━━ Data in this exercise

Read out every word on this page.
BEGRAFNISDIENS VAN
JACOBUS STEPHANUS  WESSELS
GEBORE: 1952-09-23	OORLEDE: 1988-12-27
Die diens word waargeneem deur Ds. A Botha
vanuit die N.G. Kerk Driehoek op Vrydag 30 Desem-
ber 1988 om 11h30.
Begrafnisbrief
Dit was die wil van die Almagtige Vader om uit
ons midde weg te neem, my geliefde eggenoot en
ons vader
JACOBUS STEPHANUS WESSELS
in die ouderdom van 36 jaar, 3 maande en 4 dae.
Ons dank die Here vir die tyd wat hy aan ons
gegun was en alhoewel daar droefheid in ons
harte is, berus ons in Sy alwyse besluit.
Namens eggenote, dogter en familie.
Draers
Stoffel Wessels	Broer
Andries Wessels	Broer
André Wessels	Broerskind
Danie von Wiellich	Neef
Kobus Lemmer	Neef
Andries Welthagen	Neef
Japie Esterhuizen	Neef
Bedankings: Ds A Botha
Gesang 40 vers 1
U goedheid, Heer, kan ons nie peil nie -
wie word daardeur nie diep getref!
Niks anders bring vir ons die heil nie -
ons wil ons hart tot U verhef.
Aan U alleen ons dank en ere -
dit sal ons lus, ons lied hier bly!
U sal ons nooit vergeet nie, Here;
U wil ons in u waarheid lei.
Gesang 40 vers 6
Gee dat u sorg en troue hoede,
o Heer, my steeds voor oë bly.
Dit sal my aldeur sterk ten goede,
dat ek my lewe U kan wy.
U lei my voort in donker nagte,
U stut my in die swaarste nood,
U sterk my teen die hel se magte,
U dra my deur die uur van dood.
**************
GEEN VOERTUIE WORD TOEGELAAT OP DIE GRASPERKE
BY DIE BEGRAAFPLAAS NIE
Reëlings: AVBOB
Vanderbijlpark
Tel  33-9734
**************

━━━━

What is required: Write out all the entries exactly.

Finished task:
Read out every word on this page.
BEGRAFNISDIENS VAN
JACOBUS STEPHANUS  WESSELS
GEBORE: 1952-09-23	OORLEDE: 1988-12-27
Die diens word waargeneem deur Ds. A Botha
vanuit die N.G. Kerk Driehoek op Vrydag 30 Desem-
ber 1988 om 11h30.
Begrafnisbrief
Dit was die wil van die Almagtige Vader om uit
ons midde weg te neem, my geliefde eggenoot en
ons vader
JACOBUS STEPHANUS WESSELS
in die ouderdom van 36 jaar, 3 maande en 4 dae.
Ons dank die Here vir die tyd wat hy aan ons
gegun was en alhoewel daar droefheid in ons
harte is, berus ons in Sy alwyse besluit.
Namens eggenote, dogter en familie.
Draers
Stoffel Wessels	Broer
Andries Wessels	Broer
André Wessels	Broerskind
Danie von Wiellich	Neef
Kobus Lemmer	Neef
Andries Welthagen	Neef
Japie Esterhuizen	Neef
Bedankings: Ds A Botha
Gesang 40 vers 1
U goedheid, Heer, kan ons nie peil nie -
wie word daardeur nie diep getref!
Niks anders bring vir ons die heil nie -
ons wil ons hart tot U verhef.
Aan U alleen ons dank en ere -
dit sal ons lus, ons lied hier bly!
U sal ons nooit vergeet nie, Here;
U wil ons in u waarheid lei.
Gesang 40 vers 6
Gee dat u sorg en troue hoede,
o Heer, my steeds voor oë bly.
Dit sal my aldeur sterk ten goede,
dat ek my lewe U kan wy.
U lei my voort in donker nagte,
U stut my in die swaarste nood,
U sterk my teen die hel se magte,
U dra my deur die uur van dood.
**************
GEEN VOERTUIE WORD TOEGELAAT OP DIE GRASPERKE
BY DIE BEGRAAFPLAAS NIE
Reëlings: AVBOB
Vanderbijlpark
Tel  33-9734
**************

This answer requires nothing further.